╭─ Listed records

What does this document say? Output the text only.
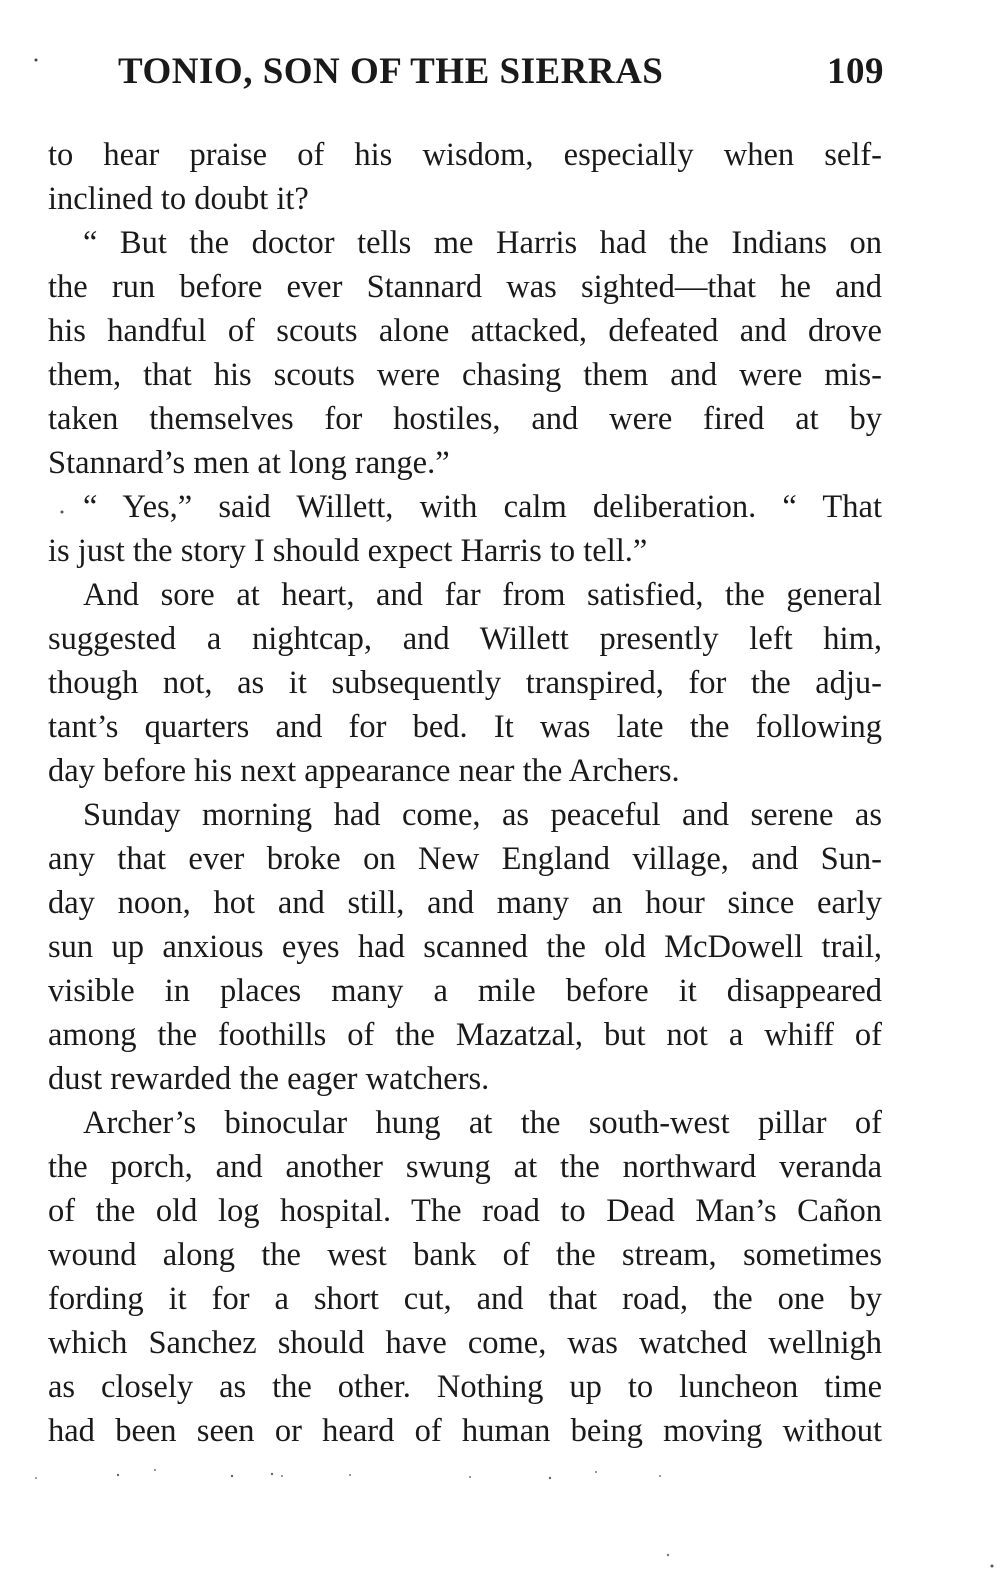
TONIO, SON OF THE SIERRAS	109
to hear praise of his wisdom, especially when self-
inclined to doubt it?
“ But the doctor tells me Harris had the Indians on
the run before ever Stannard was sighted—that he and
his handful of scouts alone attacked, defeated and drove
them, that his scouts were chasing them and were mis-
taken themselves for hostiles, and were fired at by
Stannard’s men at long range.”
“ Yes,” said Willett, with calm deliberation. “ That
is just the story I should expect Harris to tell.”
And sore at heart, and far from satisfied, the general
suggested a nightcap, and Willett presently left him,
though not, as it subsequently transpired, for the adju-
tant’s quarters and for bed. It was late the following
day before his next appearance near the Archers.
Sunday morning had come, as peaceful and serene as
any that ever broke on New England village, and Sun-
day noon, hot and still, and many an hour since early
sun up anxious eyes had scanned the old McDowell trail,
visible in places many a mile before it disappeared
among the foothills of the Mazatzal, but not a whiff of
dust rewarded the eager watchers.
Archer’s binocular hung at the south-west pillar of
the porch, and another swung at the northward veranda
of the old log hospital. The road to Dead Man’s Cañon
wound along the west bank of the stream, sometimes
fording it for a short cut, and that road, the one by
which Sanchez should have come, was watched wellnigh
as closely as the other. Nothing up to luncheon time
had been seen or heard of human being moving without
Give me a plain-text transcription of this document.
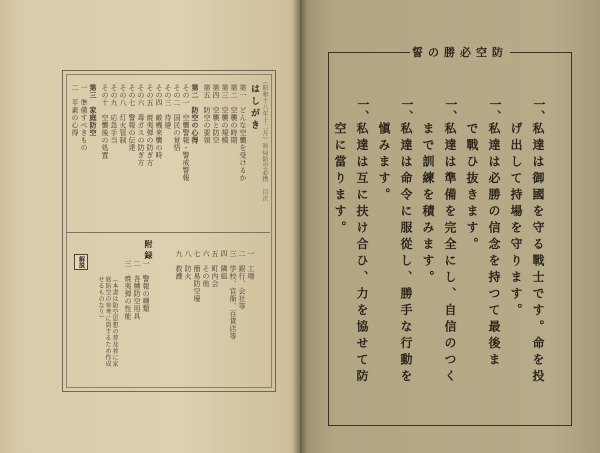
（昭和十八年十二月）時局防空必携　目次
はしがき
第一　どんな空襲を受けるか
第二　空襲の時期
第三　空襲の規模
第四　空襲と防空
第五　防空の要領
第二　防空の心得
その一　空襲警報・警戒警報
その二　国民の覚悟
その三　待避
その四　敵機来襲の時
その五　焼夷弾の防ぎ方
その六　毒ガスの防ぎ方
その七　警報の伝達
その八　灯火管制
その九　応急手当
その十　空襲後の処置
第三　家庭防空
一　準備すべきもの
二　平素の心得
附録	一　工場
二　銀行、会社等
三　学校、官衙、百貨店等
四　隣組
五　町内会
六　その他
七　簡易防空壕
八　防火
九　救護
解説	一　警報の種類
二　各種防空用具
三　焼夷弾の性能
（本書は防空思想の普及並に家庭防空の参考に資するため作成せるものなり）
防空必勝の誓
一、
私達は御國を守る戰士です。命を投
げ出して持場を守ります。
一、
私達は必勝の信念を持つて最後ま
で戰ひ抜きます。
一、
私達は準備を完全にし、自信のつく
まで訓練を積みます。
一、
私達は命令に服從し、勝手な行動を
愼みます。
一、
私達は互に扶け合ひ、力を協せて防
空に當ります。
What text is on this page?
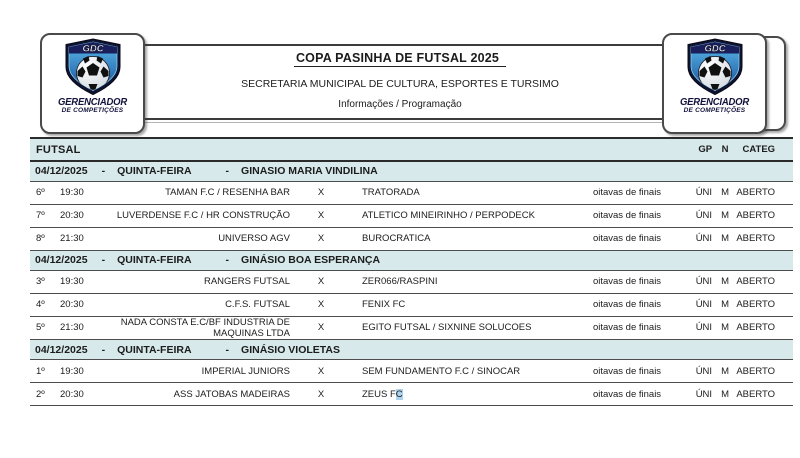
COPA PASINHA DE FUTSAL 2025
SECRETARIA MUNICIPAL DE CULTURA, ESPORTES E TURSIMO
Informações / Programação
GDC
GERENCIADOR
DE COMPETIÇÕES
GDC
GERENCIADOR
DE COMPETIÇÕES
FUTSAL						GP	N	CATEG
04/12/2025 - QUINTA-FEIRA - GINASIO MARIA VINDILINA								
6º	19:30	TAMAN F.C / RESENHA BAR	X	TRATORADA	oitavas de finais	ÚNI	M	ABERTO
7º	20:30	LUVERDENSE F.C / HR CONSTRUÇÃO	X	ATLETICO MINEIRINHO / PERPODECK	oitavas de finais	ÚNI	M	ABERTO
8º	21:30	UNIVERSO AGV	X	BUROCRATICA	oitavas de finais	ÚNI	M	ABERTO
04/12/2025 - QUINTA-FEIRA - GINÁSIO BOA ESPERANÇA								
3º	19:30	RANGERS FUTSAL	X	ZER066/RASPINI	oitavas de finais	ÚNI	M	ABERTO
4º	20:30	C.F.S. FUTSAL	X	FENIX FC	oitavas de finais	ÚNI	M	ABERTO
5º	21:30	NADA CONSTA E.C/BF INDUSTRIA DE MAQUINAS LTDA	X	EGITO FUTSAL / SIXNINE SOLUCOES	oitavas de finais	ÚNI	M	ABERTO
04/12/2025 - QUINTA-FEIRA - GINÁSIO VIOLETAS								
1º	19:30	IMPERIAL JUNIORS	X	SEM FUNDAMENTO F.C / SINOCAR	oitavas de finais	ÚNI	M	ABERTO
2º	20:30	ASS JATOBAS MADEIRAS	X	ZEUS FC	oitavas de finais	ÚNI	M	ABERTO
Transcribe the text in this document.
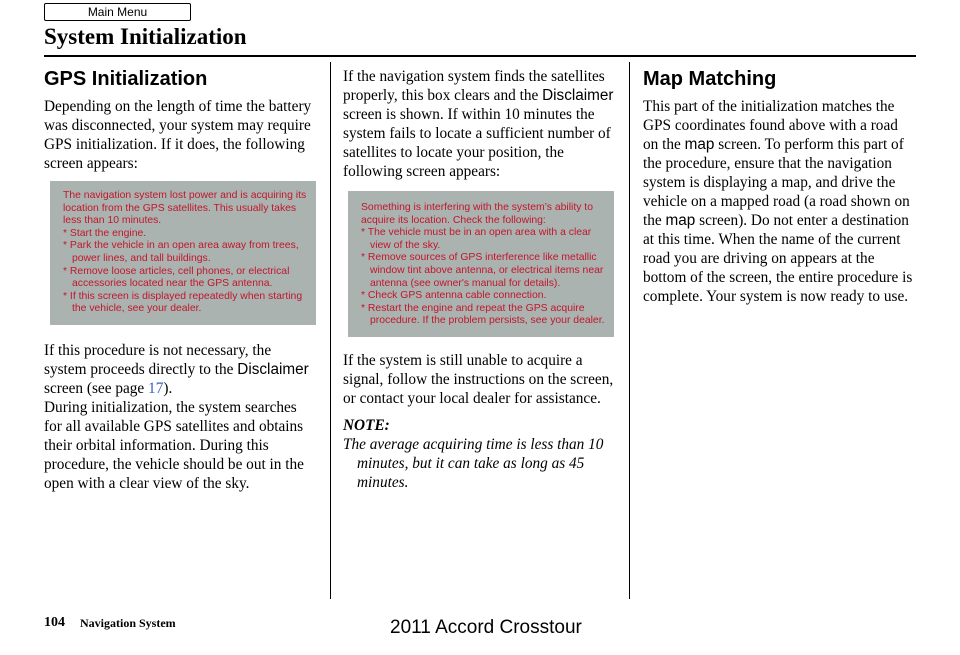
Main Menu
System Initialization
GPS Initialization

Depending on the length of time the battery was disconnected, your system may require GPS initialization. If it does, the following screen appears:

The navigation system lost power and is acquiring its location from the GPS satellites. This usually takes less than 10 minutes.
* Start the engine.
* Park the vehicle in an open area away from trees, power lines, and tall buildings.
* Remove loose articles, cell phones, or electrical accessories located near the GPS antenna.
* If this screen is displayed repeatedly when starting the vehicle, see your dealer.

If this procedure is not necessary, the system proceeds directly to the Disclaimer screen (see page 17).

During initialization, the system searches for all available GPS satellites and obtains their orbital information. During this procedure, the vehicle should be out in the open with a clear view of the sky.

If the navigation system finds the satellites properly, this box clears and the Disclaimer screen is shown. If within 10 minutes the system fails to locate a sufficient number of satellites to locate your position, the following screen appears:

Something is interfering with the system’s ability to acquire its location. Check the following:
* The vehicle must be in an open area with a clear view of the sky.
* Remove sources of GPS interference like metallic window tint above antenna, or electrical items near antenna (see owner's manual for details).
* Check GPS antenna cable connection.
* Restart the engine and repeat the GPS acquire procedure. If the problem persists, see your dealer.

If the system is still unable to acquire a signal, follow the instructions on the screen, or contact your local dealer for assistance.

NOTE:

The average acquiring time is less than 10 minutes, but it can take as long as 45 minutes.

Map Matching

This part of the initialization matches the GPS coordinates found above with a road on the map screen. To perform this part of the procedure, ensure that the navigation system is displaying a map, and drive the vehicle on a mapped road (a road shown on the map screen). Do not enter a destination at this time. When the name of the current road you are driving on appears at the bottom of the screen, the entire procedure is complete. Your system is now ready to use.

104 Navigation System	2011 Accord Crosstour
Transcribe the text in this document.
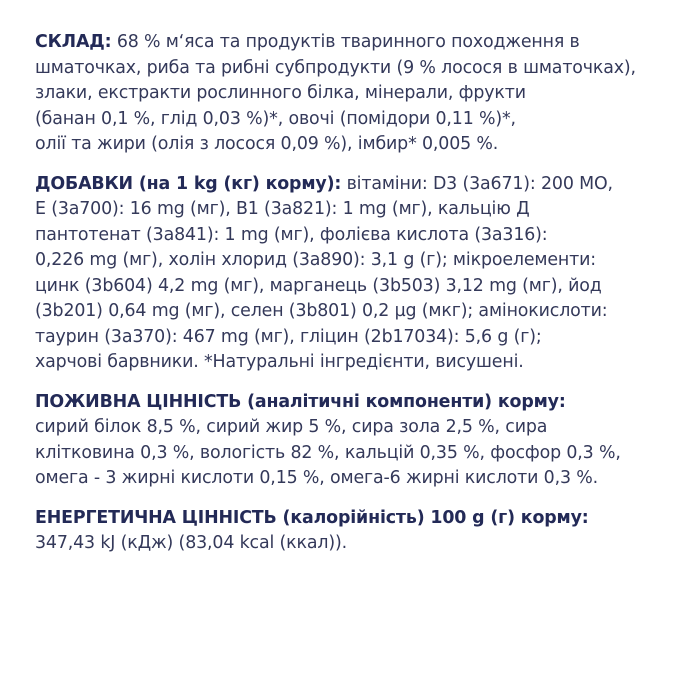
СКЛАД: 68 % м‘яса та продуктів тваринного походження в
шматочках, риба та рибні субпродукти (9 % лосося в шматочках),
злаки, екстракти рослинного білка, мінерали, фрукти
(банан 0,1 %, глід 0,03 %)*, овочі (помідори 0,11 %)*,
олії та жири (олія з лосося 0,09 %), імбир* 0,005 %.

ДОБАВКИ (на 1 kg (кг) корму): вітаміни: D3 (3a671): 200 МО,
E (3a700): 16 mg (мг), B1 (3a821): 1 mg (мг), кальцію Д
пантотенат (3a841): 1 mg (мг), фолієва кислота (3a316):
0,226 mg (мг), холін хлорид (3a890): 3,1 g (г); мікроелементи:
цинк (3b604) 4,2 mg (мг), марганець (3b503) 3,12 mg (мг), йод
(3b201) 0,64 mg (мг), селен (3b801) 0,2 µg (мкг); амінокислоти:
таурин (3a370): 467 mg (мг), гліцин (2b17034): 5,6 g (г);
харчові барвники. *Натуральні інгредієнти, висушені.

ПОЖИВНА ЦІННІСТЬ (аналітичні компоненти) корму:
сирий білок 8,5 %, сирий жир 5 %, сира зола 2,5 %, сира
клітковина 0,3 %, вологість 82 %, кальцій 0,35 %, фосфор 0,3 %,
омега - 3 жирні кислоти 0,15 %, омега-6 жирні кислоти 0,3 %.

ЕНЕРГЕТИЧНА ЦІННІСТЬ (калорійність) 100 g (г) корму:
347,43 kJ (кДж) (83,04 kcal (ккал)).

╰─

Exercise instructions
Copy all lines from the material that include "dealer".

Task solution
* If this screen is displayed repeatedly when starting the vehicle, see your dealer.
* Restart the engine and repeat the GPS acquire procedure. If the problem persists, see your dealer.
If the system is still unable to acquire a signal, follow the instructions on the screen, or contact your local dealer for assistance.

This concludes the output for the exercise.